[Records from a dataset]

— Begin —

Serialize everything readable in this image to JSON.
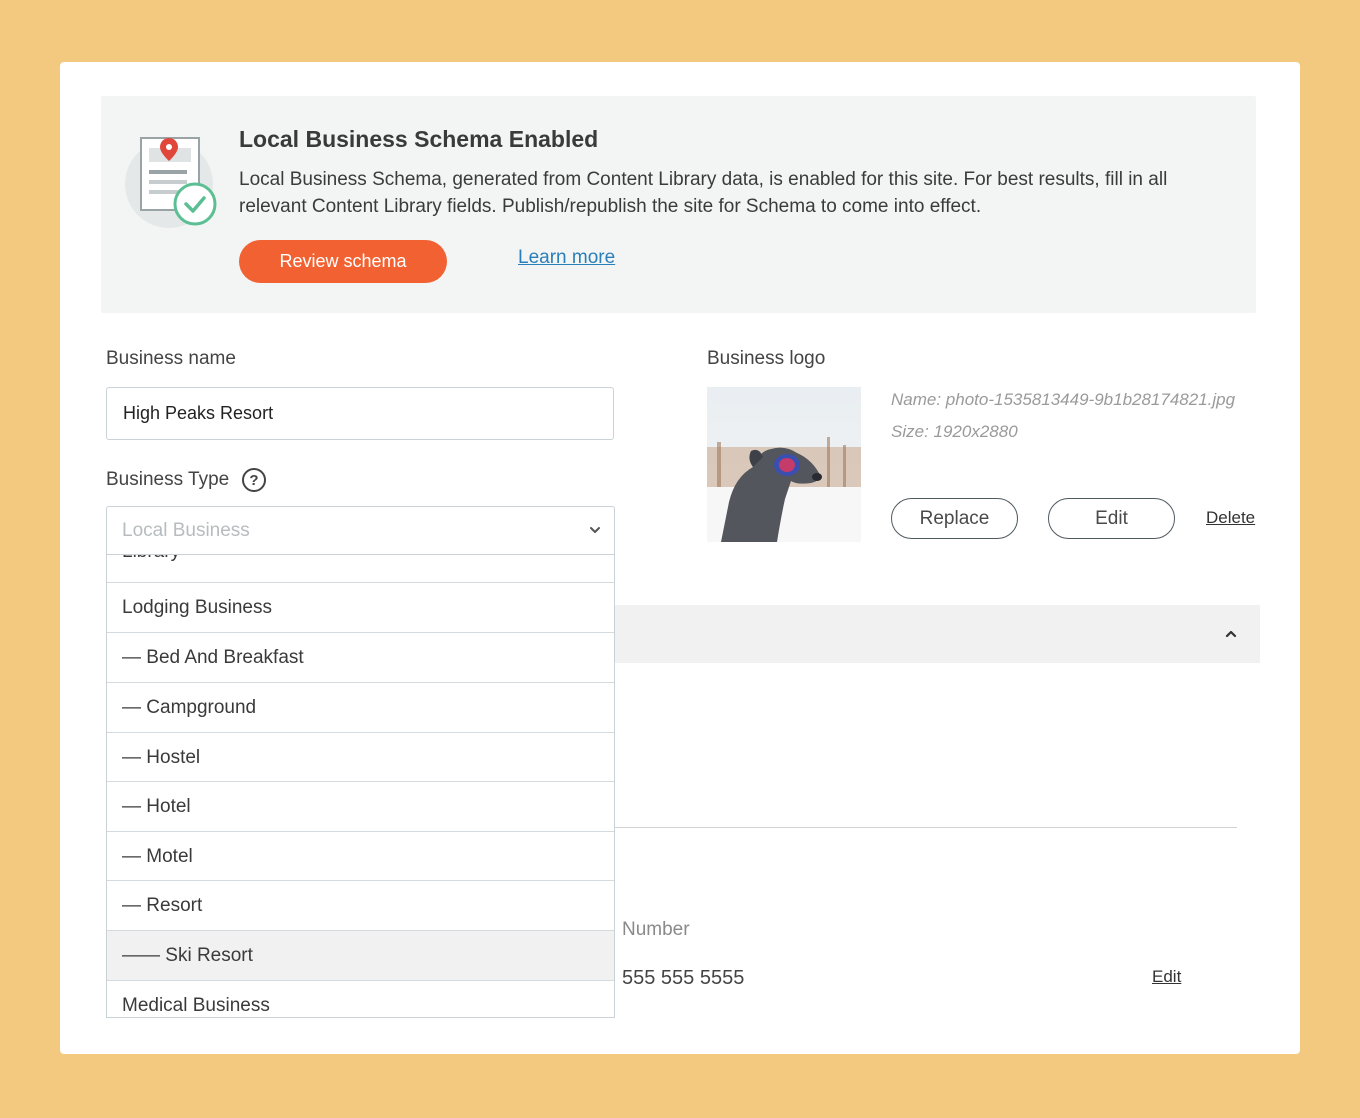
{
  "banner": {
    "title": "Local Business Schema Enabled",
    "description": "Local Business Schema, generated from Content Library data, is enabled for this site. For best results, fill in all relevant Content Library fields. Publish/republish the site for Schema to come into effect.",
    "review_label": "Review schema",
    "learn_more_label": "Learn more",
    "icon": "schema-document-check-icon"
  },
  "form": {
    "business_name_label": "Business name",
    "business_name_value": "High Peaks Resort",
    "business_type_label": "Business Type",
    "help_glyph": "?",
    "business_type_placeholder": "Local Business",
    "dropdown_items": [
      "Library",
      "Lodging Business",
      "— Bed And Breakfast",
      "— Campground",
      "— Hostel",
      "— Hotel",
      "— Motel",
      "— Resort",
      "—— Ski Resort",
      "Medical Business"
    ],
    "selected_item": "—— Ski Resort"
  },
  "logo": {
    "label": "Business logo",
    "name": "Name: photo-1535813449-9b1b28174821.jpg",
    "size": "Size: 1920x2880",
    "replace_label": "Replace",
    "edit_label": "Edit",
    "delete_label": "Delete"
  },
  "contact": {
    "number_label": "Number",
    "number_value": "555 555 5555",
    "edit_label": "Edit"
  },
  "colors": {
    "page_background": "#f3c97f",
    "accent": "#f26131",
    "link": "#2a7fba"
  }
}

— End —

— What to do —
Search the entries for the word "Library" and gather every line where it appears.

— Output of the task —
    "description": "Local Business Schema, generated from Content Library data, is enabled for this site. For best results, fill in all relevant Content Library fields. Publish/republish the site for Schema to come into effect.",
      "Library",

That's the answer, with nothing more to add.